Dataset items
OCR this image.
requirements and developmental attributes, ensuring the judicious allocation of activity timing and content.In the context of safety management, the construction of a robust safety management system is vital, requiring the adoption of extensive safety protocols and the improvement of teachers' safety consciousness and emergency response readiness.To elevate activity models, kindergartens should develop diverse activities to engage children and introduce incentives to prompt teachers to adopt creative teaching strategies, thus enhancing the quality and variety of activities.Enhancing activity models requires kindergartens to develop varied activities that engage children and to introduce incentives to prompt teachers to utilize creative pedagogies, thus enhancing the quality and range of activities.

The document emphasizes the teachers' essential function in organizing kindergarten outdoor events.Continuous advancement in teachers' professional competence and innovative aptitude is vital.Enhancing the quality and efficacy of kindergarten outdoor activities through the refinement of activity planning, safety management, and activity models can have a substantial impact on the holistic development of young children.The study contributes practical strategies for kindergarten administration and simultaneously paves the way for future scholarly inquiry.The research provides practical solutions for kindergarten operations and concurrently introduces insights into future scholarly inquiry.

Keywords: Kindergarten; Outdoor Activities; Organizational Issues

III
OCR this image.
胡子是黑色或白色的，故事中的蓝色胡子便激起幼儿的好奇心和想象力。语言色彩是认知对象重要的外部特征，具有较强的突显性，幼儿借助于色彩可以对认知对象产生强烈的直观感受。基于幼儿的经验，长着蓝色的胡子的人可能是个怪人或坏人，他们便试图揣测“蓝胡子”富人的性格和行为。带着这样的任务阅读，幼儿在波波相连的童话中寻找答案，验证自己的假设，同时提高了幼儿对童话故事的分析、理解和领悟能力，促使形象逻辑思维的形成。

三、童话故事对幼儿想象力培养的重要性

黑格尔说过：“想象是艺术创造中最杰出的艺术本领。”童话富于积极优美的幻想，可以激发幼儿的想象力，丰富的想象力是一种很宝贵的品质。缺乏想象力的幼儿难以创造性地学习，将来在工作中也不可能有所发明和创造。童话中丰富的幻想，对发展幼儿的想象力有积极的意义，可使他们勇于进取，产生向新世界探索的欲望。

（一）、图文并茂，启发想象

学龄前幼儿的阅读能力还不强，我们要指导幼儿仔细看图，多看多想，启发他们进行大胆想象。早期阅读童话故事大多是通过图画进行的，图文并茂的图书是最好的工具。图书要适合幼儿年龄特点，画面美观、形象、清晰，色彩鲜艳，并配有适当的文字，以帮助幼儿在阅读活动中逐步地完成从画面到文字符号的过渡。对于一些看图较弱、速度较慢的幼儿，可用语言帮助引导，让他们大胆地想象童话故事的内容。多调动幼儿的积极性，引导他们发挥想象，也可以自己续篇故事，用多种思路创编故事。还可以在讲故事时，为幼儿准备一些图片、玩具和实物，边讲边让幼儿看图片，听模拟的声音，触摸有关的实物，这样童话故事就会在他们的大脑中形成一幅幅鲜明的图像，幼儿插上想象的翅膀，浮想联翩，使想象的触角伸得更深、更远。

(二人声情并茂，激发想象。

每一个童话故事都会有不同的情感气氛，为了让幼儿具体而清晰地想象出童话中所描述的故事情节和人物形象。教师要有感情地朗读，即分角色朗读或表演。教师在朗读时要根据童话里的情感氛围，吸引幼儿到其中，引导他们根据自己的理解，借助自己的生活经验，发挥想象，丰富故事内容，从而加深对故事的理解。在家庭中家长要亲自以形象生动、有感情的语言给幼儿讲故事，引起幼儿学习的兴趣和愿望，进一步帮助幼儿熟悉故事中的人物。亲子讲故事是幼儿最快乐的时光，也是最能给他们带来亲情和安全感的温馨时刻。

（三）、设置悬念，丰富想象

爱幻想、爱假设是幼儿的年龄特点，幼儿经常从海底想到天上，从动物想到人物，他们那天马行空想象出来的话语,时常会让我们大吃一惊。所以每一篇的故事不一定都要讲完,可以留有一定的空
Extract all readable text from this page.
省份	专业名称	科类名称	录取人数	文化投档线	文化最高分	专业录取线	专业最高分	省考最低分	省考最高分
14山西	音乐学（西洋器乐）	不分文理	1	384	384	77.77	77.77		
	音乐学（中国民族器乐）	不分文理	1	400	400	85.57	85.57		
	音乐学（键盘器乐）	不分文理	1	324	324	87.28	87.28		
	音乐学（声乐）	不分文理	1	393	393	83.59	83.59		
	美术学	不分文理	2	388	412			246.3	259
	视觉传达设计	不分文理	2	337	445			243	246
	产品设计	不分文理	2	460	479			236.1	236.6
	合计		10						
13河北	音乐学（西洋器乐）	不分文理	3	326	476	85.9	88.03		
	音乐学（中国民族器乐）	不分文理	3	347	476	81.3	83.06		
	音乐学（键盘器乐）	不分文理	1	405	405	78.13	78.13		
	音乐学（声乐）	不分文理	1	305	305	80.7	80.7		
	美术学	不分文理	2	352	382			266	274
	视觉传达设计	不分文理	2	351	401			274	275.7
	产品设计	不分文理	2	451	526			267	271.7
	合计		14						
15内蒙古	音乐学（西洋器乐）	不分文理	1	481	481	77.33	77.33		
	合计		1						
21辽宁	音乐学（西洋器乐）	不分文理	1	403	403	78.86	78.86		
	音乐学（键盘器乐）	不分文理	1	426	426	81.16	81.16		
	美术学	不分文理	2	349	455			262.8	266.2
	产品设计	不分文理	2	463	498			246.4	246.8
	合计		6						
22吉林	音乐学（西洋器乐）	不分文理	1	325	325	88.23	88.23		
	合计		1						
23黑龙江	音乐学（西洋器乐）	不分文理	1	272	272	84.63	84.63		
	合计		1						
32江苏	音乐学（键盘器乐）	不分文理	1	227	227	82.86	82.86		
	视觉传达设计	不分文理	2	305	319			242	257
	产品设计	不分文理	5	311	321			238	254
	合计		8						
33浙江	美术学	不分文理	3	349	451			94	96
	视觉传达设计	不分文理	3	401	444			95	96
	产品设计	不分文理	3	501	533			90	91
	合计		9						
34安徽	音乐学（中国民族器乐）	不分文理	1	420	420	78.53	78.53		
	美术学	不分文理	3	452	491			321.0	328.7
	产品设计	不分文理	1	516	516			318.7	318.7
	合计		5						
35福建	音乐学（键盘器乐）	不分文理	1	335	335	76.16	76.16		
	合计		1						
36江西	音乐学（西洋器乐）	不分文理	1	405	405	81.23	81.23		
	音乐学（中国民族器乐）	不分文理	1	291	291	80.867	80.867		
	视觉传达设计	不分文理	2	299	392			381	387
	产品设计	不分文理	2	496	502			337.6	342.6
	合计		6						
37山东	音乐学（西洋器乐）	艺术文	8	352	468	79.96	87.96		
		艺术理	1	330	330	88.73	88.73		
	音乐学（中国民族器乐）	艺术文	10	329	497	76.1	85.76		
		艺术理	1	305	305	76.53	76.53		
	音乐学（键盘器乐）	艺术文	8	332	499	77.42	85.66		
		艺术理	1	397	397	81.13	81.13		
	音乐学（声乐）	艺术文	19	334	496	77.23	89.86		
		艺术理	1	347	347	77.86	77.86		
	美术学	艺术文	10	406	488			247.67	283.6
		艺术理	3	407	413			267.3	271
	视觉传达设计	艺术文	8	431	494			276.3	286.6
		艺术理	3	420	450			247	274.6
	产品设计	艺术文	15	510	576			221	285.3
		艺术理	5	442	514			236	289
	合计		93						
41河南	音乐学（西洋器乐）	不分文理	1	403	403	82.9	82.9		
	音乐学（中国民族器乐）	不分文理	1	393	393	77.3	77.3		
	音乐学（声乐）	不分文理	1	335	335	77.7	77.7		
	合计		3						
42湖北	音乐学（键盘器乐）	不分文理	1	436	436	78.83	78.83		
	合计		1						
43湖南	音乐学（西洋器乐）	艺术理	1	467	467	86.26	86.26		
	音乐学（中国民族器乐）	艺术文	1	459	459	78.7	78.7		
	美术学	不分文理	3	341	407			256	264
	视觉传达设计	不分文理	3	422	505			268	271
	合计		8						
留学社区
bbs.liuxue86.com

== Required task ==
From the data above, gather every line that includes the word "键盘器乐".

== Full response ==
	音乐学（键盘器乐）	不分文理	1	324	324	87.28	87.28		
	音乐学（键盘器乐）	不分文理	1	405	405	78.13	78.13		
	音乐学（键盘器乐）	不分文理	1	426	426	81.16	81.16		
32江苏	音乐学（键盘器乐）	不分文理	1	227	227	82.86	82.86		
35福建	音乐学（键盘器乐）	不分文理	1	335	335	76.16	76.16		
	音乐学（键盘器乐）	艺术文	8	332	499	77.42	85.66		
42湖北	音乐学（键盘器乐）	不分文理	1	436	436	78.83	78.83		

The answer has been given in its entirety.